▸ Provided entries
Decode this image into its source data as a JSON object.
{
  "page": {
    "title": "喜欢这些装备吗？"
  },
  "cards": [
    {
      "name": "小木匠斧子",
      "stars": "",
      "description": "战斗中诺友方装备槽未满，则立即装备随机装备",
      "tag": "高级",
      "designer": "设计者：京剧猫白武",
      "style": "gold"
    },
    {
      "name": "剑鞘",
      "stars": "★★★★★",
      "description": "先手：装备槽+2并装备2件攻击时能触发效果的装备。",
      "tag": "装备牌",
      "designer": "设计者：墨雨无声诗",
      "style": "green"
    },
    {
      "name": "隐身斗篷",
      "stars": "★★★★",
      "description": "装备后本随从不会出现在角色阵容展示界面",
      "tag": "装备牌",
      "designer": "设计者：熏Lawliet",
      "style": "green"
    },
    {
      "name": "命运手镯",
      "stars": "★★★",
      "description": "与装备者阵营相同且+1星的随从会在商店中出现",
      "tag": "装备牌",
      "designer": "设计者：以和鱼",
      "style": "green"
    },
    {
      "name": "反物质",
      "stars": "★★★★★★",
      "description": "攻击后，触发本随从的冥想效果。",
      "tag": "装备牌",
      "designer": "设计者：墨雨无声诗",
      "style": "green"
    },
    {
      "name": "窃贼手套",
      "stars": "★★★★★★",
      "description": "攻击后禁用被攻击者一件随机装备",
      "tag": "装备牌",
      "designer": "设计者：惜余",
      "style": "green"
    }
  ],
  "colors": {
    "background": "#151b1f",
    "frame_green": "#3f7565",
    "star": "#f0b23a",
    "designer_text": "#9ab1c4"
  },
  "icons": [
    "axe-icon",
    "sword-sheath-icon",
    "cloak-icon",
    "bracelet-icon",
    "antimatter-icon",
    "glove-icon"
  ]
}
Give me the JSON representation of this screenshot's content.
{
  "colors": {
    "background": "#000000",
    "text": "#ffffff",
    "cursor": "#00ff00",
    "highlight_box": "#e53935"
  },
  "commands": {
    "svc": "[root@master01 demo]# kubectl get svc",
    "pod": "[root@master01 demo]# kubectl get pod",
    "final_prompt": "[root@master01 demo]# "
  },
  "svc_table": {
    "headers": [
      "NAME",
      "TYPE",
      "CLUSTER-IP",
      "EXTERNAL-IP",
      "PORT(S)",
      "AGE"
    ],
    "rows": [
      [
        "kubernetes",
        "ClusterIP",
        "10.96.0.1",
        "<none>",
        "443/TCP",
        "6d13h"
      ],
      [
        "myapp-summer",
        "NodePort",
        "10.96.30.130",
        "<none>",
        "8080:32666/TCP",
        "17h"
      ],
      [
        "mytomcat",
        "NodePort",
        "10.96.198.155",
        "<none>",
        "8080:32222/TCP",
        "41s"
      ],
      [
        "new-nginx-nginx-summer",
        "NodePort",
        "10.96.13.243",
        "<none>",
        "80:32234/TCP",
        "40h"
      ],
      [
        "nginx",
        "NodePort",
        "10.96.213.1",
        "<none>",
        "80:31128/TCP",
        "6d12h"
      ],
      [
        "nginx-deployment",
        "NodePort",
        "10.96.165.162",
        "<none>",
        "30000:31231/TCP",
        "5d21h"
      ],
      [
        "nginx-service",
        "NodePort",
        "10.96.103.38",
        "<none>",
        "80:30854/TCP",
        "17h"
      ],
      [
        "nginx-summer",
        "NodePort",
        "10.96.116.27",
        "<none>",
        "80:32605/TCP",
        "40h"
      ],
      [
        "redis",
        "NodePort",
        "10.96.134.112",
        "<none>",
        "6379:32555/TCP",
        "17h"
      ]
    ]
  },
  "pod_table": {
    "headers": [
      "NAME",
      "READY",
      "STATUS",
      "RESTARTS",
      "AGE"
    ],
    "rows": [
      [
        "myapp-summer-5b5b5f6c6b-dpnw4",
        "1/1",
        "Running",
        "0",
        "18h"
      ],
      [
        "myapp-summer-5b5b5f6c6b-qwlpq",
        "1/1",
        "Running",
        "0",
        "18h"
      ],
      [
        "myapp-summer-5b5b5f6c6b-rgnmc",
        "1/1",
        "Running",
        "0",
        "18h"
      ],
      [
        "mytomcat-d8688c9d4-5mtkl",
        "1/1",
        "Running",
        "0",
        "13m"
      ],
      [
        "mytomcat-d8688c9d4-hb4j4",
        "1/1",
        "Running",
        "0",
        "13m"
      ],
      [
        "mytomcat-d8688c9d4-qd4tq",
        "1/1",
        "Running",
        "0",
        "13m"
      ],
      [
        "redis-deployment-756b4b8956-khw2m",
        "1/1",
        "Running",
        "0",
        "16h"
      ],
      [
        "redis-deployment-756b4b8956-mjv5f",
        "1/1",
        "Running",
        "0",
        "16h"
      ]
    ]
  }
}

▸ Your task
Repeat every record, keeping each word and mark exactly as it is.

▸ Complete answer
Decode this image into its source data as a JSON object.
{
  "page": {
    "title": "喜欢这些装备吗？"
  },
  "cards": [
    {
      "name": "小木匠斧子",
      "stars": "",
      "description": "战斗中诺友方装备槽未满，则立即装备随机装备",
      "tag": "高级",
      "designer": "设计者：京剧猫白武",
      "style": "gold"
    },
    {
      "name": "剑鞘",
      "stars": "★★★★★",
      "description": "先手：装备槽+2并装备2件攻击时能触发效果的装备。",
      "tag": "装备牌",
      "designer": "设计者：墨雨无声诗",
      "style": "green"
    },
    {
      "name": "隐身斗篷",
      "stars": "★★★★",
      "description": "装备后本随从不会出现在角色阵容展示界面",
      "tag": "装备牌",
      "designer": "设计者：熏Lawliet",
      "style": "green"
    },
    {
      "name": "命运手镯",
      "stars": "★★★",
      "description": "与装备者阵营相同且+1星的随从会在商店中出现",
      "tag": "装备牌",
      "designer": "设计者：以和鱼",
      "style": "green"
    },
    {
      "name": "反物质",
      "stars": "★★★★★★",
      "description": "攻击后，触发本随从的冥想效果。",
      "tag": "装备牌",
      "designer": "设计者：墨雨无声诗",
      "style": "green"
    },
    {
      "name": "窃贼手套",
      "stars": "★★★★★★",
      "description": "攻击后禁用被攻击者一件随机装备",
      "tag": "装备牌",
      "designer": "设计者：惜余",
      "style": "green"
    }
  ],
  "colors": {
    "background": "#151b1f",
    "frame_green": "#3f7565",
    "star": "#f0b23a",
    "designer_text": "#9ab1c4"
  },
  "icons": [
    "axe-icon",
    "sword-sheath-icon",
    "cloak-icon",
    "bracelet-icon",
    "antimatter-icon",
    "glove-icon"
  ]
}
Give me the JSON representation of this screenshot's content.
{
  "colors": {
    "background": "#000000",
    "text": "#ffffff",
    "cursor": "#00ff00",
    "highlight_box": "#e53935"
  },
  "commands": {
    "svc": "[root@master01 demo]# kubectl get svc",
    "pod": "[root@master01 demo]# kubectl get pod",
    "final_prompt": "[root@master01 demo]# "
  },
  "svc_table": {
    "headers": [
      "NAME",
      "TYPE",
      "CLUSTER-IP",
      "EXTERNAL-IP",
      "PORT(S)",
      "AGE"
    ],
    "rows": [
      [
        "kubernetes",
        "ClusterIP",
        "10.96.0.1",
        "<none>",
        "443/TCP",
        "6d13h"
      ],
      [
        "myapp-summer",
        "NodePort",
        "10.96.30.130",
        "<none>",
        "8080:32666/TCP",
        "17h"
      ],
      [
        "mytomcat",
        "NodePort",
        "10.96.198.155",
        "<none>",
        "8080:32222/TCP",
        "41s"
      ],
      [
        "new-nginx-nginx-summer",
        "NodePort",
        "10.96.13.243",
        "<none>",
        "80:32234/TCP",
        "40h"
      ],
      [
        "nginx",
        "NodePort",
        "10.96.213.1",
        "<none>",
        "80:31128/TCP",
        "6d12h"
      ],
      [
        "nginx-deployment",
        "NodePort",
        "10.96.165.162",
        "<none>",
        "30000:31231/TCP",
        "5d21h"
      ],
      [
        "nginx-service",
        "NodePort",
        "10.96.103.38",
        "<none>",
        "80:30854/TCP",
        "17h"
      ],
      [
        "nginx-summer",
        "NodePort",
        "10.96.116.27",
        "<none>",
        "80:32605/TCP",
        "40h"
      ],
      [
        "redis",
        "NodePort",
        "10.96.134.112",
        "<none>",
        "6379:32555/TCP",
        "17h"
      ]
    ]
  },
  "pod_table": {
    "headers": [
      "NAME",
      "READY",
      "STATUS",
      "RESTARTS",
      "AGE"
    ],
    "rows": [
      [
        "myapp-summer-5b5b5f6c6b-dpnw4",
        "1/1",
        "Running",
        "0",
        "18h"
      ],
      [
        "myapp-summer-5b5b5f6c6b-qwlpq",
        "1/1",
        "Running",
        "0",
        "18h"
      ],
      [
        "myapp-summer-5b5b5f6c6b-rgnmc",
        "1/1",
        "Running",
        "0",
        "18h"
      ],
      [
        "mytomcat-d8688c9d4-5mtkl",
        "1/1",
        "Running",
        "0",
        "13m"
      ],
      [
        "mytomcat-d8688c9d4-hb4j4",
        "1/1",
        "Running",
        "0",
        "13m"
      ],
      [
        "mytomcat-d8688c9d4-qd4tq",
        "1/1",
        "Running",
        "0",
        "13m"
      ],
      [
        "redis-deployment-756b4b8956-khw2m",
        "1/1",
        "Running",
        "0",
        "16h"
      ],
      [
        "redis-deployment-756b4b8956-mjv5f",
        "1/1",
        "Running",
        "0",
        "16h"
      ]
    ]
  }
}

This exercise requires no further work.